— Start of Record set —

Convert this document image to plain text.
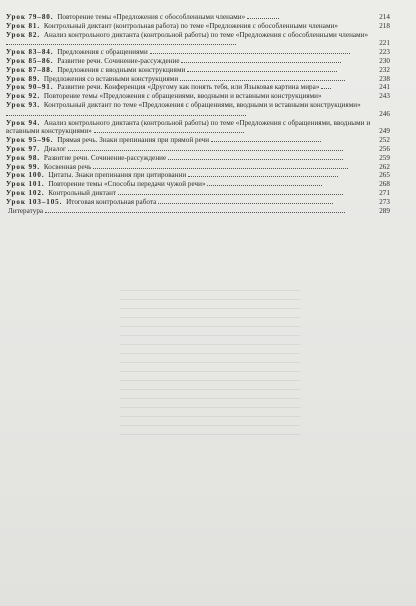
Урок 79–80. Повторение темы «Предложения с обособленными членами»	214
Урок 81. Контрольный диктант (контрольная работа) по теме «Предложения с обособленными членами»	218
Урок 82. Анализ контрольного диктанта (контрольной работы) по теме «Предложения с обособленными членами»
221
Урок 83–84. Предложения с обращениями	223
Урок 85–86. Развитие речи. Сочинение-рассуждение	230
Урок 87–88. Предложения с вводными конструкциями	232
Урок 89. Предложения со вставными конструкциями	238
Урок 90–91. Развитие речи. Конференция «Другому как понять тебя, или Языковая картина мира»	241
Урок 92. Повторение темы «Предложения с обращениями, вводными и вставными конструкциями»	243
Урок 93. Контрольный диктант по теме «Предложения с обращениями, вводными и вставными конструкциями»
246
Урок 94. Анализ контрольного диктанта (контрольной работы) по теме «Предложения с обращениями, вводными и вставными конструкциями»	249
Урок 95–96. Прямая речь. Знаки препинания при прямой речи	252
Урок 97. Диалог	256
Урок 98. Развитие речи. Сочинение-рассуждение	259
Урок 99. Косвенная речь	262
Урок 100. Цитаты. Знаки препинания при цитировании	265
Урок 101. Повторение темы «Способы передачи чужой речи»	268
Урок 102. Контрольный диктант	271
Урок 103–105. Итоговая контрольная работа	273
Литература	289
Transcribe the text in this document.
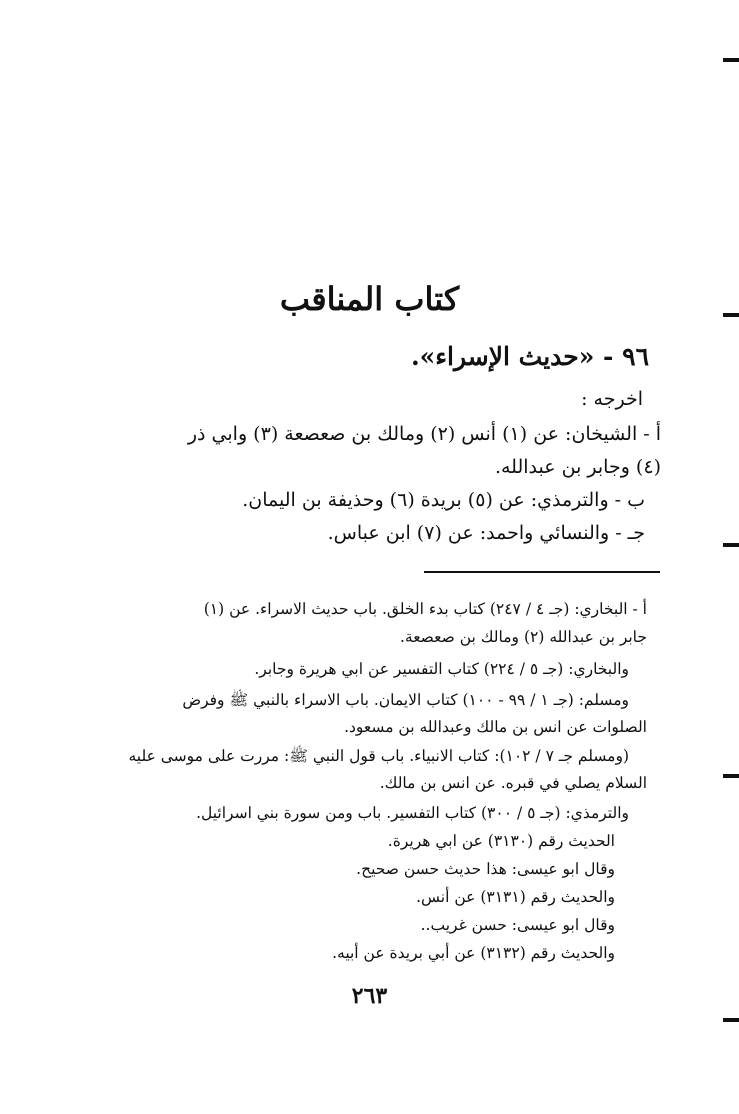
كتاب المناقب
٩٦ - «حديث الإسراء».
اخرجه :
أ - الشيخان: عن (١) أنس (٢) ومالك بن صعصعة (٣) وابي ذر
(٤) وجابر بن عبدالله.
ب - والترمذي: عن (٥) بريدة (٦) وحذيفة بن اليمان.
جـ - والنسائي واحمد: عن (٧) ابن عباس.
أ - البخاري: (جـ ٤ / ٢٤٧) كتاب بدء الخلق. باب حديث الاسراء. عن (١)
جابر بن عبدالله (٢) ومالك بن صعصعة.
والبخاري: (جـ ٥ / ٢٢٤) كتاب التفسير عن ابي هريرة وجابر.
ومسلم: (جـ ١ / ٩٩ - ١٠٠) كتاب الايمان. باب الاسراء بالنبي ﷺ وفرض
الصلوات عن انس بن مالك وعبدالله بن مسعود.
(ومسلم جـ ٧ / ١٠٢): كتاب الانبياء. باب قول النبي ﷺ: مررت على موسى عليه
السلام يصلي في قبره. عن انس بن مالك.
والترمذي: (جـ ٥ / ٣٠٠) كتاب التفسير. باب ومن سورة بني اسرائيل.
الحديث رقم (٣١٣٠) عن ابي هريرة.
وقال ابو عيسى: هذا حديث حسن صحيح.
والحديث رقم (٣١٣١) عن أنس.
وقال ابو عيسى: حسن غريب..
والحديث رقم (٣١٣٢) عن أبي بريدة عن أبيه.
٢٦٣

— End of Record set —

• [Aim]
Return only the number of lines in the preceding records that contain the string "конструкциями".

• [Result below]
5